Stated task: Copy each line of the entries beneath that contains the word "text".
::::::::
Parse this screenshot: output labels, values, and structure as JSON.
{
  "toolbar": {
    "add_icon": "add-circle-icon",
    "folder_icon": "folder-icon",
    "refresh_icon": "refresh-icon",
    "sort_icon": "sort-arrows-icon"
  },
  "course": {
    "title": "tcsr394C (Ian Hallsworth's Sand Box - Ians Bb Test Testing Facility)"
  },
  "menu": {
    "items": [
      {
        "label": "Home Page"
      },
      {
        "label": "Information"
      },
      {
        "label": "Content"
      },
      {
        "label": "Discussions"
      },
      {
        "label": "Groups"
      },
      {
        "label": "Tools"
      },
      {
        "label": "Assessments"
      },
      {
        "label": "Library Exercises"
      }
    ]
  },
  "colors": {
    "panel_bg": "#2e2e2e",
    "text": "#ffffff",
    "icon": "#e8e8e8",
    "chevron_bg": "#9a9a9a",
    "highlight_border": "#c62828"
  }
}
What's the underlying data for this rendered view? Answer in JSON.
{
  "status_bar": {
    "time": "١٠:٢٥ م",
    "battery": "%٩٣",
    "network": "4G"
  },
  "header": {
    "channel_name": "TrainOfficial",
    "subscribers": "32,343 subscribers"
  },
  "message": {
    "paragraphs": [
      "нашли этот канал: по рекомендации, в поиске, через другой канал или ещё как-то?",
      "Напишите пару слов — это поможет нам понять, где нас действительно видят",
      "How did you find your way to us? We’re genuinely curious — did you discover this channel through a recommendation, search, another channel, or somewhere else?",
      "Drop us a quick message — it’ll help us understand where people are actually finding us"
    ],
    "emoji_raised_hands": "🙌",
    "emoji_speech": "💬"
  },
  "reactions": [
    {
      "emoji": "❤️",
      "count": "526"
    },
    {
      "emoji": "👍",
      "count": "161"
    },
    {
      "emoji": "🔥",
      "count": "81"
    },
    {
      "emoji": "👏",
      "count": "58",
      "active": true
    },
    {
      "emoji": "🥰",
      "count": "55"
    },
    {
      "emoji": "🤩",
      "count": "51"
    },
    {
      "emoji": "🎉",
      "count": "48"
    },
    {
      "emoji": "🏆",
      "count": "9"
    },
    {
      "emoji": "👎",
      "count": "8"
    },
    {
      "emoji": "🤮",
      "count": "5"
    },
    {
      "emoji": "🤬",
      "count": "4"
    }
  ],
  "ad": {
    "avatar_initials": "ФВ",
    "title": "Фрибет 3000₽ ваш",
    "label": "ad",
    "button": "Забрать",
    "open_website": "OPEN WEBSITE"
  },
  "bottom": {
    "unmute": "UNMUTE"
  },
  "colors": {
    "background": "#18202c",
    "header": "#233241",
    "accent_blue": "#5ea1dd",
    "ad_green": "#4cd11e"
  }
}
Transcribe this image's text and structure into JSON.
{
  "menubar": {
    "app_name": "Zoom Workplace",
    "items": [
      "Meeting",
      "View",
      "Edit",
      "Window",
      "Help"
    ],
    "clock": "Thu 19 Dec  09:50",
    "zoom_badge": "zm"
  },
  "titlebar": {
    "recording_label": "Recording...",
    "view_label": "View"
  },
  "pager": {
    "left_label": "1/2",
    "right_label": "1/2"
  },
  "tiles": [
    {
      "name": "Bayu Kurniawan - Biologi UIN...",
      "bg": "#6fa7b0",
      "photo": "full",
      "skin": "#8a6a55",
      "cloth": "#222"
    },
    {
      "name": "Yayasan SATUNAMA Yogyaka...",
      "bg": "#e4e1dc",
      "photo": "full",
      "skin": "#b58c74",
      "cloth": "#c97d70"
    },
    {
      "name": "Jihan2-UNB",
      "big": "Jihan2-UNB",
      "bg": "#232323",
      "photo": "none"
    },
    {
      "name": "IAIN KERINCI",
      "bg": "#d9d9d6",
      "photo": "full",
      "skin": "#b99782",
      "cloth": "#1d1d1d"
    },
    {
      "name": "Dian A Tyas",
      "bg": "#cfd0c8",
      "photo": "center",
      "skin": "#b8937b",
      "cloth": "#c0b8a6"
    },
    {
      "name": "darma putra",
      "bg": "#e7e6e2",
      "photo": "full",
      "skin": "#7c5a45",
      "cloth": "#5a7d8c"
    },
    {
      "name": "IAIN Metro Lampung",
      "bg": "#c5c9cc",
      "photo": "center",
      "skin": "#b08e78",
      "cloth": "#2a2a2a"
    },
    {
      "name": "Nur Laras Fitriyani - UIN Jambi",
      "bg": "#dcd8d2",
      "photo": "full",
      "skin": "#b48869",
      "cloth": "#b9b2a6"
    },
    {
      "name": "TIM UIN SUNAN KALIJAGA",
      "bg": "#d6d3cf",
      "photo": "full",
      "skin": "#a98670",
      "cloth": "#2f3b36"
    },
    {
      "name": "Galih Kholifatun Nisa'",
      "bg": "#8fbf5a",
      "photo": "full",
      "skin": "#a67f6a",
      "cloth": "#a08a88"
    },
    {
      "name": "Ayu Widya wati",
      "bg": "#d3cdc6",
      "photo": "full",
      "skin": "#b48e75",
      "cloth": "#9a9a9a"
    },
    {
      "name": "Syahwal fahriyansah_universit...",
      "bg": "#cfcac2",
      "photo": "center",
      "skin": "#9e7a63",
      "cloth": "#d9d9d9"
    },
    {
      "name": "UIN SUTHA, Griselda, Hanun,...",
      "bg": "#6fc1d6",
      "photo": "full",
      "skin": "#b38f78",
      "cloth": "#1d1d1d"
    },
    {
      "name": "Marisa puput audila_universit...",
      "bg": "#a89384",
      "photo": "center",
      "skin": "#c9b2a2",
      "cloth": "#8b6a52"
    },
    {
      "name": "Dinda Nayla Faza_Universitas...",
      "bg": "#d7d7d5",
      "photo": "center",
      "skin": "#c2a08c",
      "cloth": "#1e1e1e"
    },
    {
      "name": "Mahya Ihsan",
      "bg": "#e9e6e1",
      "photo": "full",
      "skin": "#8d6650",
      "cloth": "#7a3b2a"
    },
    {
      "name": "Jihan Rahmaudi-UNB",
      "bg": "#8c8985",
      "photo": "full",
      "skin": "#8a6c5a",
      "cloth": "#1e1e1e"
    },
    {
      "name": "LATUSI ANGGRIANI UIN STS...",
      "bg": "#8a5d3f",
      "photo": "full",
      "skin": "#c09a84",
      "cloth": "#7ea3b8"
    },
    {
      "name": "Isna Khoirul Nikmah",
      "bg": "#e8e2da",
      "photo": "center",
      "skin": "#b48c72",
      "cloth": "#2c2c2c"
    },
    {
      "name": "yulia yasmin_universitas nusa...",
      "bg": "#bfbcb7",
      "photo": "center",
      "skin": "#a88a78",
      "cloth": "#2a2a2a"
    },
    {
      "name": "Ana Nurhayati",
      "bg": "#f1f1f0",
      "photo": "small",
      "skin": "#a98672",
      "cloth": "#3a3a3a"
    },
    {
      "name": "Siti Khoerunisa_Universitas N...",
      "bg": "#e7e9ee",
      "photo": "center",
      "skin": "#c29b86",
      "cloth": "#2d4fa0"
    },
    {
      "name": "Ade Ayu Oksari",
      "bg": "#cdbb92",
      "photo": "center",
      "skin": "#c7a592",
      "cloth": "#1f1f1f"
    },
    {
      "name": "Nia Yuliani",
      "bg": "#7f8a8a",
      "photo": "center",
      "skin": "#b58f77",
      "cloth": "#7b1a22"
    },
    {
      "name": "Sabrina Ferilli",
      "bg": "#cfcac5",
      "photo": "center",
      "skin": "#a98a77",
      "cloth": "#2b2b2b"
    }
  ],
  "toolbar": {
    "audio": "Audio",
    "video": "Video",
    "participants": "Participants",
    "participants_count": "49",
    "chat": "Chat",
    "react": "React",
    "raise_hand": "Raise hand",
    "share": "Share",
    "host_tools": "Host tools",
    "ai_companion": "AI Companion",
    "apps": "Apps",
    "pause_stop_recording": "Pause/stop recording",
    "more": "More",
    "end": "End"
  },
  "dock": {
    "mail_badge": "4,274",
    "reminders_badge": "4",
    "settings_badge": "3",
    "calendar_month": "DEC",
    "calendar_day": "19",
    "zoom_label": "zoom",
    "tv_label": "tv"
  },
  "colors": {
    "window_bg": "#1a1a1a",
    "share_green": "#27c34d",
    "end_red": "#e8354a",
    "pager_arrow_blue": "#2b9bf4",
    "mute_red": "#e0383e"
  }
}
::::::::
Completed exercise:
    "text": "#ffffff",
Transcribe this image's text and structure into JSON.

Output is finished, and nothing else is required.